━━ Dataset excerpts ━━
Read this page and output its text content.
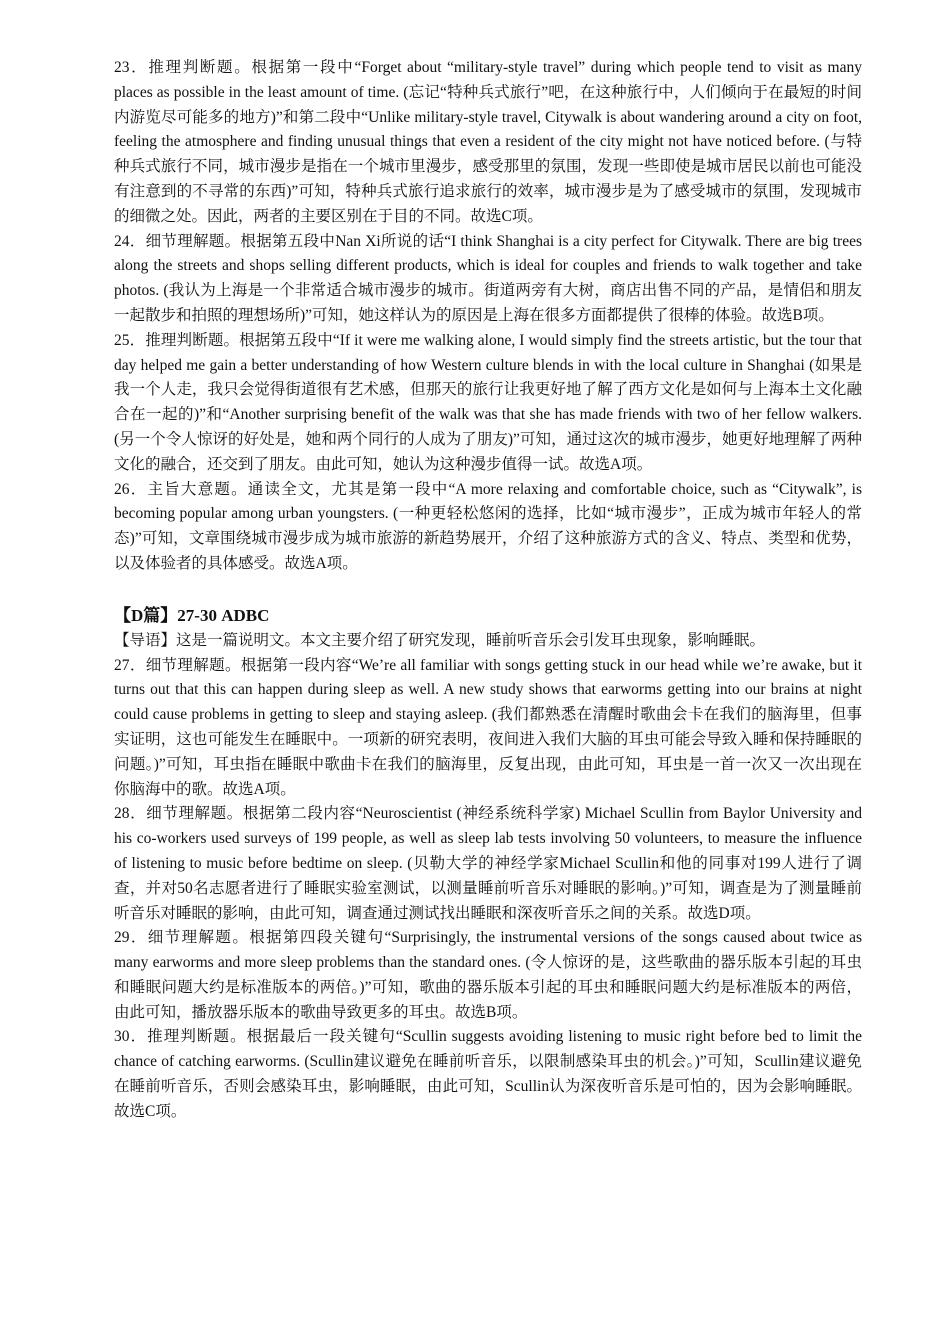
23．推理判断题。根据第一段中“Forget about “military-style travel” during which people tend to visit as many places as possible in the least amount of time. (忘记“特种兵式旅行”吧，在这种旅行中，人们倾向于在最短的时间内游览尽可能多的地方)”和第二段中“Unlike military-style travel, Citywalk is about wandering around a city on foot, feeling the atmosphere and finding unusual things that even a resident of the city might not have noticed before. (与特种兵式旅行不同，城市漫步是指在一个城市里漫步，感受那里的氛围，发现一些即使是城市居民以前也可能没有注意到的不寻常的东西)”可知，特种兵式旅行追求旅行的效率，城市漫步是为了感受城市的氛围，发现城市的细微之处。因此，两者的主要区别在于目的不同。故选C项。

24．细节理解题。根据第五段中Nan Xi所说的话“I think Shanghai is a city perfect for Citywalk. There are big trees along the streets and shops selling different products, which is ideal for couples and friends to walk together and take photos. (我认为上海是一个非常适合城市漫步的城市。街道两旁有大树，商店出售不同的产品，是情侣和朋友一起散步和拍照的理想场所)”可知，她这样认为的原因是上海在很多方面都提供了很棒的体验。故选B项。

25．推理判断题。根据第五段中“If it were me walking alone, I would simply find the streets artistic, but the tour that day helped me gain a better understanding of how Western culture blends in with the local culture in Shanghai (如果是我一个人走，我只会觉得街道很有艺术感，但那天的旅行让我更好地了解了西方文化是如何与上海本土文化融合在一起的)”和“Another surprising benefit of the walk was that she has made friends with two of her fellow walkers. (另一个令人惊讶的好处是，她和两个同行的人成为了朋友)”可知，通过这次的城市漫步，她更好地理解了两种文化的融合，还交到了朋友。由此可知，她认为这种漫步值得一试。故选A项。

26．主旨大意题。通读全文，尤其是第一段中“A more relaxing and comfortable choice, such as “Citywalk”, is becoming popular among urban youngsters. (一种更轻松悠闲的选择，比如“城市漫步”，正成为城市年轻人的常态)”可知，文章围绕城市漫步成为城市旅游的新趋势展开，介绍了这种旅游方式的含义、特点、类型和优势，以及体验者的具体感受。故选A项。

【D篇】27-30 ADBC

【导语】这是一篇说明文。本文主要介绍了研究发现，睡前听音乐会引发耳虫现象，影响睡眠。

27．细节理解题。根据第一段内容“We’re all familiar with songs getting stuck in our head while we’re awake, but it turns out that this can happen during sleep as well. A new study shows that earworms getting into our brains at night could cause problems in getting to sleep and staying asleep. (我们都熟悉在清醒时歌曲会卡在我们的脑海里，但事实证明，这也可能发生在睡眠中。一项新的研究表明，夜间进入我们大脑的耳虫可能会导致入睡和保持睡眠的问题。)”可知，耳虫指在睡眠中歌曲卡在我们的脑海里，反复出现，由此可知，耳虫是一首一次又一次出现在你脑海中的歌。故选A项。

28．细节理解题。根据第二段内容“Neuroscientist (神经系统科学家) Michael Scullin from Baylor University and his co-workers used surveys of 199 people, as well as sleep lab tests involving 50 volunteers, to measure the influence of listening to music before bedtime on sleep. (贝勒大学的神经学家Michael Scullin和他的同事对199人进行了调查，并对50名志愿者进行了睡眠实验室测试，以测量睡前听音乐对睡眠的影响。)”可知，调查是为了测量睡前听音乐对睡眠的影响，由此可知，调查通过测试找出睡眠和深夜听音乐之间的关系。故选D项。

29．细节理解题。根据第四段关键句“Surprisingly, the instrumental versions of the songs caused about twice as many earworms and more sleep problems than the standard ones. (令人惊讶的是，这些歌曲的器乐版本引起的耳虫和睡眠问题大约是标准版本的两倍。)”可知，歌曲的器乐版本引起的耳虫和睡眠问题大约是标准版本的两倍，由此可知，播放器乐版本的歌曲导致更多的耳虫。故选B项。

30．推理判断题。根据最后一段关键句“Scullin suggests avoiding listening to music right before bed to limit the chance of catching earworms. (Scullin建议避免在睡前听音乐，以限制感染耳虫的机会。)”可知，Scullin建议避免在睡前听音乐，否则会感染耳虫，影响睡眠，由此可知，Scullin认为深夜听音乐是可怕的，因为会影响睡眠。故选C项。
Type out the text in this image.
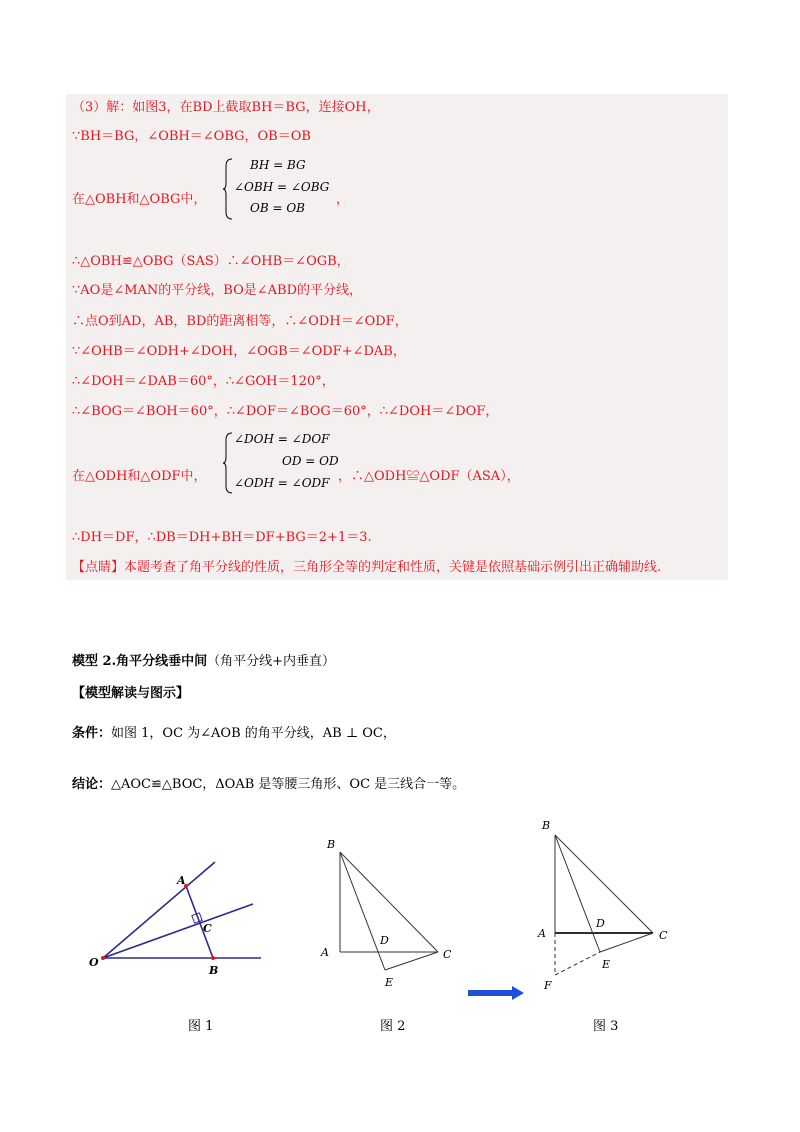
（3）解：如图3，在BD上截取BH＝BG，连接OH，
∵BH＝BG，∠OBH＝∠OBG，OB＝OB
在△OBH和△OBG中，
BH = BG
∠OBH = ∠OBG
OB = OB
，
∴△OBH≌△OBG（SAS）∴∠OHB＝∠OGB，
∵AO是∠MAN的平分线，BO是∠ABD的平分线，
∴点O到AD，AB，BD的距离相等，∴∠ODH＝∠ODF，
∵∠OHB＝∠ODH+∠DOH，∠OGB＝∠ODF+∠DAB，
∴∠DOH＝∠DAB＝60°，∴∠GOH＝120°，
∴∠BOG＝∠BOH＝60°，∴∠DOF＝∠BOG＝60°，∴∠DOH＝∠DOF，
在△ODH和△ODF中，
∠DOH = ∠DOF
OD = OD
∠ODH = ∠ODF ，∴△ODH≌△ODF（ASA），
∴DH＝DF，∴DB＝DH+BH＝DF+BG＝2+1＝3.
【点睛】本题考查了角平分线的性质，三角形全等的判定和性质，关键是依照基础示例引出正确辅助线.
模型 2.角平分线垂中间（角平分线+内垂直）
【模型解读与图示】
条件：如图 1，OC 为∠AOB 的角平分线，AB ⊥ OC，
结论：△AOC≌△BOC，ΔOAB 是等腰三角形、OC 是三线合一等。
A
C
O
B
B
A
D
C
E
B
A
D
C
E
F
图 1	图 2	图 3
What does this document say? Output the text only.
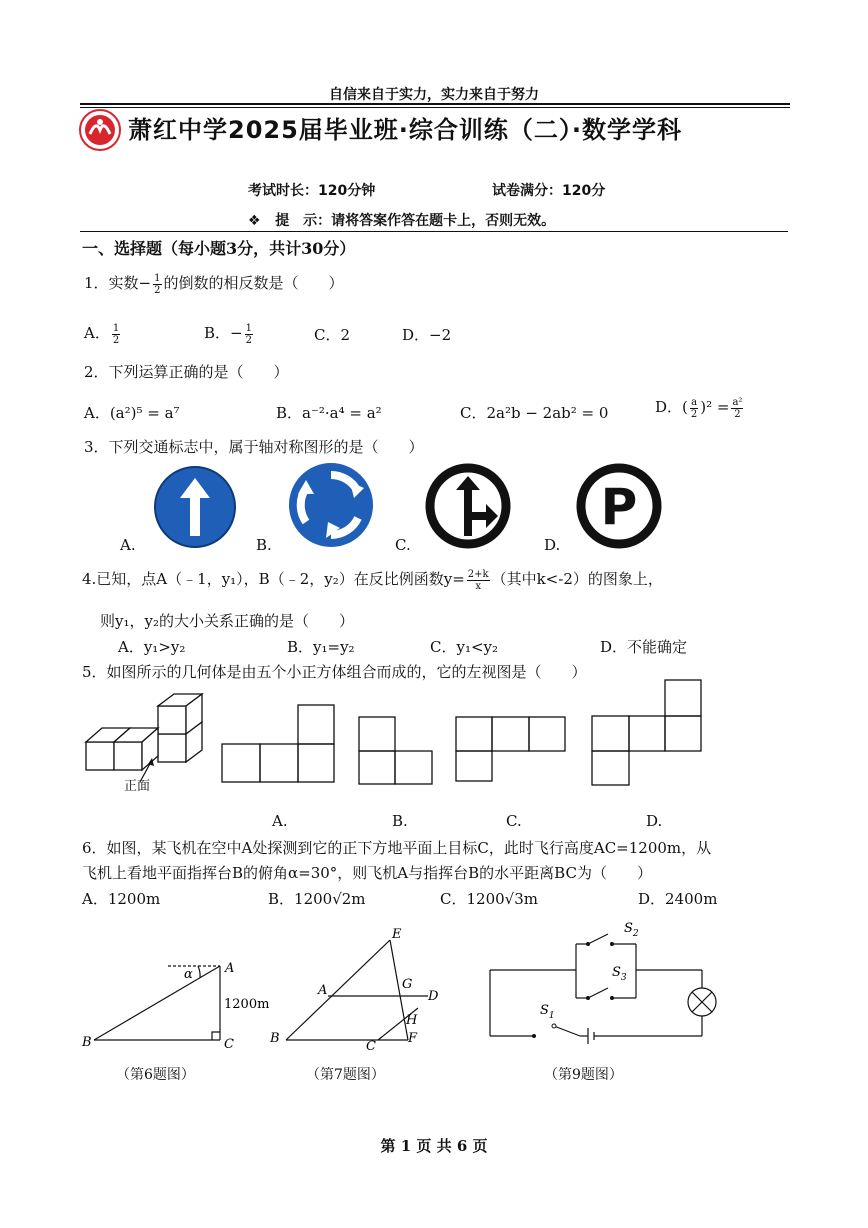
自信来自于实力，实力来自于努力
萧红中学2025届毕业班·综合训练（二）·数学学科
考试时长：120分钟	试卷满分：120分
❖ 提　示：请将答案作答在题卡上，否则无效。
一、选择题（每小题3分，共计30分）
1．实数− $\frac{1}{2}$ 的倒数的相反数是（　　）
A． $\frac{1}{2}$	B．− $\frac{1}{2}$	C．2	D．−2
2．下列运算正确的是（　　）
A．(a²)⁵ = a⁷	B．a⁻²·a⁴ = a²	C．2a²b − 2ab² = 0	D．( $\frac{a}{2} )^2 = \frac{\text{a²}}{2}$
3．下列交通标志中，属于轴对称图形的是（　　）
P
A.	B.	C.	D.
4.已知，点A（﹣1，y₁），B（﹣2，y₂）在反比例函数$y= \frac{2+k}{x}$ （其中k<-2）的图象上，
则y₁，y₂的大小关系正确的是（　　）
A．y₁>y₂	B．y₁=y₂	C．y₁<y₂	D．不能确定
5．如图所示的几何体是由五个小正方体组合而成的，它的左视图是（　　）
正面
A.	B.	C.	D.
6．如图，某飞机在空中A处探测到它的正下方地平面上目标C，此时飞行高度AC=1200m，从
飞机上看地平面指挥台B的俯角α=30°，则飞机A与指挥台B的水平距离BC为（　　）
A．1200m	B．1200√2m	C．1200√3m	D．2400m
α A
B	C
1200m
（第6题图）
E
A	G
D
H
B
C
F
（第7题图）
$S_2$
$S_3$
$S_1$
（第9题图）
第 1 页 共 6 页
━━━
### Aim
Your copy of the data should match it exactly, except that pictures are left out.

### Written response
Read this page and output its text content.
23．推理判断题。根据第一段中“Forget about “military-style travel” during which people tend to visit as many places as possible in the least amount of time. (忘记“特种兵式旅行”吧，在这种旅行中，人们倾向于在最短的时间内游览尽可能多的地方)”和第二段中“Unlike military-style travel, Citywalk is about wandering around a city on foot, feeling the atmosphere and finding unusual things that even a resident of the city might not have noticed before. (与特种兵式旅行不同，城市漫步是指在一个城市里漫步，感受那里的氛围，发现一些即使是城市居民以前也可能没有注意到的不寻常的东西)”可知，特种兵式旅行追求旅行的效率，城市漫步是为了感受城市的氛围，发现城市的细微之处。因此，两者的主要区别在于目的不同。故选C项。

24．细节理解题。根据第五段中Nan Xi所说的话“I think Shanghai is a city perfect for Citywalk. There are big trees along the streets and shops selling different products, which is ideal for couples and friends to walk together and take photos. (我认为上海是一个非常适合城市漫步的城市。街道两旁有大树，商店出售不同的产品，是情侣和朋友一起散步和拍照的理想场所)”可知，她这样认为的原因是上海在很多方面都提供了很棒的体验。故选B项。

25．推理判断题。根据第五段中“If it were me walking alone, I would simply find the streets artistic, but the tour that day helped me gain a better understanding of how Western culture blends in with the local culture in Shanghai (如果是我一个人走，我只会觉得街道很有艺术感，但那天的旅行让我更好地了解了西方文化是如何与上海本土文化融合在一起的)”和“Another surprising benefit of the walk was that she has made friends with two of her fellow walkers. (另一个令人惊讶的好处是，她和两个同行的人成为了朋友)”可知，通过这次的城市漫步，她更好地理解了两种文化的融合，还交到了朋友。由此可知，她认为这种漫步值得一试。故选A项。

26．主旨大意题。通读全文，尤其是第一段中“A more relaxing and comfortable choice, such as “Citywalk”, is becoming popular among urban youngsters. (一种更轻松悠闲的选择，比如“城市漫步”，正成为城市年轻人的常态)”可知，文章围绕城市漫步成为城市旅游的新趋势展开，介绍了这种旅游方式的含义、特点、类型和优势，以及体验者的具体感受。故选A项。

【D篇】27-30 ADBC

【导语】这是一篇说明文。本文主要介绍了研究发现，睡前听音乐会引发耳虫现象，影响睡眠。

27．细节理解题。根据第一段内容“We’re all familiar with songs getting stuck in our head while we’re awake, but it turns out that this can happen during sleep as well. A new study shows that earworms getting into our brains at night could cause problems in getting to sleep and staying asleep. (我们都熟悉在清醒时歌曲会卡在我们的脑海里，但事实证明，这也可能发生在睡眠中。一项新的研究表明，夜间进入我们大脑的耳虫可能会导致入睡和保持睡眠的问题。)”可知，耳虫指在睡眠中歌曲卡在我们的脑海里，反复出现，由此可知，耳虫是一首一次又一次出现在你脑海中的歌。故选A项。

28．细节理解题。根据第二段内容“Neuroscientist (神经系统科学家) Michael Scullin from Baylor University and his co-workers used surveys of 199 people, as well as sleep lab tests involving 50 volunteers, to measure the influence of listening to music before bedtime on sleep. (贝勒大学的神经学家Michael Scullin和他的同事对199人进行了调查，并对50名志愿者进行了睡眠实验室测试，以测量睡前听音乐对睡眠的影响。)”可知，调查是为了测量睡前听音乐对睡眠的影响，由此可知，调查通过测试找出睡眠和深夜听音乐之间的关系。故选D项。

29．细节理解题。根据第四段关键句“Surprisingly, the instrumental versions of the songs caused about twice as many earworms and more sleep problems than the standard ones. (令人惊讶的是，这些歌曲的器乐版本引起的耳虫和睡眠问题大约是标准版本的两倍。)”可知，歌曲的器乐版本引起的耳虫和睡眠问题大约是标准版本的两倍，由此可知，播放器乐版本的歌曲导致更多的耳虫。故选B项。

30．推理判断题。根据最后一段关键句“Scullin suggests avoiding listening to music right before bed to limit the chance of catching earworms. (Scullin建议避免在睡前听音乐，以限制感染耳虫的机会。)”可知，Scullin建议避免在睡前听音乐，否则会感染耳虫，影响睡眠，由此可知，Scullin认为深夜听音乐是可怕的，因为会影响睡眠。故选C项。
Type out the text in this image.
（3）解：如图3，在BD上截取BH＝BG，连接OH，
∵BH＝BG，∠OBH＝∠OBG，OB＝OB
在△OBH和△OBG中，
BH = BG
∠OBH = ∠OBG
OB = OB
，
∴△OBH≌△OBG（SAS）∴∠OHB＝∠OGB，
∵AO是∠MAN的平分线，BO是∠ABD的平分线，
∴点O到AD，AB，BD的距离相等，∴∠ODH＝∠ODF，
∵∠OHB＝∠ODH+∠DOH，∠OGB＝∠ODF+∠DAB，
∴∠DOH＝∠DAB＝60°，∴∠GOH＝120°，
∴∠BOG＝∠BOH＝60°，∴∠DOF＝∠BOG＝60°，∴∠DOH＝∠DOF，
在△ODH和△ODF中，
∠DOH = ∠DOF
OD = OD
∠ODH = ∠ODF ，∴△ODH≌△ODF（ASA），
∴DH＝DF，∴DB＝DH+BH＝DF+BG＝2+1＝3.
【点睛】本题考查了角平分线的性质，三角形全等的判定和性质，关键是依照基础示例引出正确辅助线.
模型 2.角平分线垂中间（角平分线+内垂直）
【模型解读与图示】
条件：如图 1，OC 为∠AOB 的角平分线，AB ⊥ OC，
结论：△AOC≌△BOC，ΔOAB 是等腰三角形、OC 是三线合一等。
A
C
O
B
B
A
D
C
E
B
A
D
C
E
F
图 1	图 2	图 3
What does this document say? Output the text only.
自信来自于实力，实力来自于努力
萧红中学2025届毕业班·综合训练（二）·数学学科
考试时长：120分钟	试卷满分：120分
❖ 提　示：请将答案作答在题卡上，否则无效。
一、选择题（每小题3分，共计30分）
1．实数− $\frac{1}{2}$ 的倒数的相反数是（　　）
A． $\frac{1}{2}$	B．− $\frac{1}{2}$	C．2	D．−2
2．下列运算正确的是（　　）
A．(a²)⁵ = a⁷	B．a⁻²·a⁴ = a²	C．2a²b − 2ab² = 0	D．( $\frac{a}{2} )^2 = \frac{\text{a²}}{2}$
3．下列交通标志中，属于轴对称图形的是（　　）
P
A.	B.	C.	D.
4.已知，点A（﹣1，y₁），B（﹣2，y₂）在反比例函数$y= \frac{2+k}{x}$ （其中k<-2）的图象上，
则y₁，y₂的大小关系正确的是（　　）
A．y₁>y₂	B．y₁=y₂	C．y₁<y₂	D．不能确定
5．如图所示的几何体是由五个小正方体组合而成的，它的左视图是（　　）
正面
A.	B.	C.	D.
6．如图，某飞机在空中A处探测到它的正下方地平面上目标C，此时飞行高度AC=1200m，从
飞机上看地平面指挥台B的俯角α=30°，则飞机A与指挥台B的水平距离BC为（　　）
A．1200m	B．1200√2m	C．1200√3m	D．2400m
α A
B	C
1200m
（第6题图）
E
A	G
D
H
B
C
F
（第7题图）
$S_2$
$S_3$
$S_1$
（第9题图）
第 1 页 共 6 页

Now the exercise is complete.